Bu haberlerle anılan bir iktidar partisi yöneticileri size daha kötü anlar yaşatmak için meydanlara çıktılar. Bir bakıyorsunuz ağlama sahneleri düzenliyorlar… Bir bakıyorsunuz, burunlarının dibindeki şehitleri ya da Kerkük’teki veya Irak’taki kıyımları görmezlikten gelenler 30 yıl öncesinin kapılarını aralıyorlar. Ben veya benim gibi olanlar işkence çekerken keyif sürenler veya o zamanların baskılarıyla hiç ilgileri olmayanlar siyasi tavırlara girerek duygu sömürüsü yapıyorlar.
Zalimlere dua edenler
¤ Zalime bekası için dua eden yeryüzünde ALLAH’a isyan edilmesini seven kimsedir. «Hadis-i şerif, İhyau ulumuddin, cilt 2, sayfa 357»
Herkes tarafından bilinmektedir ki Turgut Özal bütün tercihlerini Bush’tan yana koymuş ve O’nun başarısı için «DUA» ettiğini açıkça söylemişti. Onun resimlerini afiş yaparak aynı yolda olduklarını açıklayan ve Türk askeri söz konusu olduğunda “askerlik yan gelip yatma yeri değildir” diyen Recep Tayyip Erdoğan da bütün tercihlerini 1, 5 milyon Irak’lı Müslüman’ın ölümüne sebep olan oğul Bush’tan yana koymuştu : «Kahraman(!) Amerikan askerlerinin sağ salim ülkelerine dönmeleri için dua ediyorum.» şeklindeki yakarışı zihinlerden silinmemiştir. Şehitlerimize «kelle» demek ayrıcalığı (!) bu kişilerin vatanseverlikleri ve Türk ve İslam dünyasına bakışlarına dair birer ipucu vermektedir.
AKP’li yöneticiler millî menfaatlerimize hizmet etmiş olsalardı Türk Silahlı Kuvvetlerimize ve vatanseverlere tertip yapılmasına ve Türkiye’yi de içine alan Ortadoğu’yu yeniden şekillendirme ve parçalama projesi olan BOP projelerine bölgemizde «eşgüdüm başkanlığı yaparak» öncülük etmezlerdi.
İçindeki bulundukları durum ve Türkiye haricindeki hizmet ettikleri alanlar itibarıyla AKP’li yöneticilere AB ve ABD’liler tarafından gösterilen
İlgi mutlaka sorgulanmalıdır!

_Yapılacak işler_
(1) AKP yöneticileri üzerine yazıda aktarılan hadis hangi esere, hangi cilt ve sayfaya dayandırılıyor?
(2) AKP yöneticileri üzerine yazıdan "AKP’li yöneticiler millî" ile başlayıp "İlgi mutlaka sorgulanmalıdır!" ile biten bölümü harfi harfine aktarın.
(3) Lütfen AKP yöneticileri üzerine yazıyı son cümlesinden sonra devam ettirin.
Kayıtlar başka bir kaynaktan alınmıştır.

_Kayıtlı veriler_
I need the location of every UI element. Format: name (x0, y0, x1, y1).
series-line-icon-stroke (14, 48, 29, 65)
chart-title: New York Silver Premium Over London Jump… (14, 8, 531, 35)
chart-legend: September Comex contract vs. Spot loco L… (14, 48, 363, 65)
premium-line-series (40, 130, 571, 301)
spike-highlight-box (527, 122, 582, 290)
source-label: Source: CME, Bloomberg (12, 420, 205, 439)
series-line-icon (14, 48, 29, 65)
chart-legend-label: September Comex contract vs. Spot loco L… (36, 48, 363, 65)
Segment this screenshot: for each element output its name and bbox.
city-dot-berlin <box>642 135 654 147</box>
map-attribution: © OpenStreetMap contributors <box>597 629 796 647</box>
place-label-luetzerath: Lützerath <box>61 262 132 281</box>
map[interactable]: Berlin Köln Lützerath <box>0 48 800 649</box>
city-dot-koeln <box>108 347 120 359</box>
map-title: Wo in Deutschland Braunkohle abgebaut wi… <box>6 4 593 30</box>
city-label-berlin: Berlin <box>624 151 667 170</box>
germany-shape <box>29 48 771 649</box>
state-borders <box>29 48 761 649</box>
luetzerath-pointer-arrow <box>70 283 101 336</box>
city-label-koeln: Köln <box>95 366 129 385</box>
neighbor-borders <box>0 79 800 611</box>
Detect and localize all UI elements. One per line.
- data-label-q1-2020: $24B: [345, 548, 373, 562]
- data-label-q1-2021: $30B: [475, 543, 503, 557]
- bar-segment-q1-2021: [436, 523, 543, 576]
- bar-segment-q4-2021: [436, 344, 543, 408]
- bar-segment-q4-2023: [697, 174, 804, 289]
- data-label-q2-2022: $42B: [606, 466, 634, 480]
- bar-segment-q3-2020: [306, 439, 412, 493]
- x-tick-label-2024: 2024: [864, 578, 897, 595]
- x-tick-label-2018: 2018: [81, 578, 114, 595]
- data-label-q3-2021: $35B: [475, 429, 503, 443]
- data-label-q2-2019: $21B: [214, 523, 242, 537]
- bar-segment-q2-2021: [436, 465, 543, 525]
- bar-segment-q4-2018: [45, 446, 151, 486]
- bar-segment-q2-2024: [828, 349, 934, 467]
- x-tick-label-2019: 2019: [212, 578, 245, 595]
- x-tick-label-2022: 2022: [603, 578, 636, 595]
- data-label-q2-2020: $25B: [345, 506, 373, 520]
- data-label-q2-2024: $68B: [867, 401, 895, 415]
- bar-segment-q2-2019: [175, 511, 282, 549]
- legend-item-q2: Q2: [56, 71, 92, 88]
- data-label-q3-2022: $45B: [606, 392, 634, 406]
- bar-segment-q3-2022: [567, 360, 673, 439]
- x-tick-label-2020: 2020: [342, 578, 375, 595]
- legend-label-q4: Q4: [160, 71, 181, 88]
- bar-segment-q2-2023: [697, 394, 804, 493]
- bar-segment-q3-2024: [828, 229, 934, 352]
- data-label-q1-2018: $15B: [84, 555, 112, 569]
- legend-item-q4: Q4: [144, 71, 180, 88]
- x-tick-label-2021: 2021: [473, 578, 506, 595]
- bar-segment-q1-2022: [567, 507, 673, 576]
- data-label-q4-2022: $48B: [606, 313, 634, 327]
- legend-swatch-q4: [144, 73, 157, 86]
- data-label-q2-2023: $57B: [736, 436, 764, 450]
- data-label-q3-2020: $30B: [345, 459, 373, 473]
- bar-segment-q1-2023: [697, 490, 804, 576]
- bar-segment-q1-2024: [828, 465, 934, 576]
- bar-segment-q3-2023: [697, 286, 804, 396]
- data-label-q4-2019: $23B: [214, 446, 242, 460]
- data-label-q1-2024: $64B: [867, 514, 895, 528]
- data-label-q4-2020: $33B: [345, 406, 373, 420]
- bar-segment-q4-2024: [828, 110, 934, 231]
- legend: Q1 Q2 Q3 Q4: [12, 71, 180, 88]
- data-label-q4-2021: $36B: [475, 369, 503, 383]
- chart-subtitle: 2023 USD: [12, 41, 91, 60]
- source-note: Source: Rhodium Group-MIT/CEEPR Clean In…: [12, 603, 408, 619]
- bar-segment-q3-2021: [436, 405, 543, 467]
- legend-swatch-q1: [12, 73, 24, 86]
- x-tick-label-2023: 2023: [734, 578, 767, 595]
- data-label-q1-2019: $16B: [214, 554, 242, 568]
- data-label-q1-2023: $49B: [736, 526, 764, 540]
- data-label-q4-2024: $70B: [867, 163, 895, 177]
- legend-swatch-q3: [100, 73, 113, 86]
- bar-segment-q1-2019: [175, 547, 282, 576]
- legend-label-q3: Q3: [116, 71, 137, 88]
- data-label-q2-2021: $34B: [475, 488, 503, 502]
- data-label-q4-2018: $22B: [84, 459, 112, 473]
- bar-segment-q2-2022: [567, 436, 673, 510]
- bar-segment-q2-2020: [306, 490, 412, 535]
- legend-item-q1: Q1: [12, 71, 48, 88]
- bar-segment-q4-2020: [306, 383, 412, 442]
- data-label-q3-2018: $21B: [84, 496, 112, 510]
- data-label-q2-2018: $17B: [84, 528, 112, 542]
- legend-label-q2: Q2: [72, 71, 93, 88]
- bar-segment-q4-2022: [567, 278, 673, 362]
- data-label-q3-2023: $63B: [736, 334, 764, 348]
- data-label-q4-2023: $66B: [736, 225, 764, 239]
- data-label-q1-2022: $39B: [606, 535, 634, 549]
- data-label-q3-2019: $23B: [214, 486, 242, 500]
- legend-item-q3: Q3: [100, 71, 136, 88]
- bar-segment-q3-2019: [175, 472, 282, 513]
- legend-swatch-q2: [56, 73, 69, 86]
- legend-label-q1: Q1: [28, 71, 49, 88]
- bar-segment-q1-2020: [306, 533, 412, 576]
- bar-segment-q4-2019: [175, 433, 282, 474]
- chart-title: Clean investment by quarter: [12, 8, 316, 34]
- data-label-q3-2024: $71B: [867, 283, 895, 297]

_Görevlere göre yanıtlar_
(1) İhyau ulumuddin, cilt 2, sayfa 357.

(2)
AKP’li yöneticiler millî menfaatlerimize hizmet etmiş olsalardı Türk Silahlı Kuvvetlerimize ve vatanseverlere tertip yapılmasına ve Türkiye’yi de içine alan Ortadoğu’yu yeniden şekillendirme ve parçalama projesi olan BOP projelerine bölgemizde «eşgüdüm başkanlığı yaparak» öncülük etmezlerdi.
İçindeki bulundukları durum ve Türkiye haricindeki hizmet ettikleri alanlar itibarıyla AKP’li yöneticilere AB ve ABD’liler tarafından gösterilen
İlgi mutlaka sorgulanmalıdır!

(3)
17.05.2008 tarihli The Times: “Batı’nın hayati çıkarları için AKP kapatılmamalı” derken AKP’nin yolsuzluklarına, anayasa ve yasa ihlâllerine bakmıyor. Batı ülkeleri AKP ile Türkiye üzerindeki emellerini ve çıkarlarını kollamaktadırlar. Yani burada AKP yöneticileri Türk Millî menfaatlerinden daha çok batı çıkarlarına hizmet ederek ayakta kalan parti ya da iktidar görüntüsü vermektedir. Bu konu bununla sınırlı değil! Ta Amerika’ya kadar uzanıyor :
25.06.2008 tarihli gazetelere yansıyan haberlerle AKP hakındaki kapatma davasında son dönemece girilirken Amerikalı yetkililerin AKP’ye desteklerini artırdığını biliyoruz. Amerikan Dışişleri Bakan Yardımcısı Matt Bryza’nın “AKP’nin kapatılması ulusal çıkarlarımıza aykırı” şeklindeki ifadesini bir kere değil bin kez düşünmemiz gerekmez mi? Daha önce de Amerikan Dışişleri Bakanı Rice ile Bakan Yardımcısı Dan Fried’in benzer yönde açıklamalarını da biliyoruz. O zaman bizim açımızdan Türk Milletinin bekası için şöyle bir sonuç ortaya çıkıyor : AKP’nin kapatılmaması bizim ulusal çıkarlarımıza aykırıdır.
Anayasa Mahkemesi’nin verdiği karara ve referandum yolunu açmasına en çok sevinenler arasında ABD ve AB yetkilileri yer almıştır.
Hiçbir zaman Avrupa topluluğuna giremeyecek olan Türkiye üzerindeki hesaplar AKP yöneticilerinin verdikleri tavizlere bağlı, değişik ve çıkar amaçlıdır.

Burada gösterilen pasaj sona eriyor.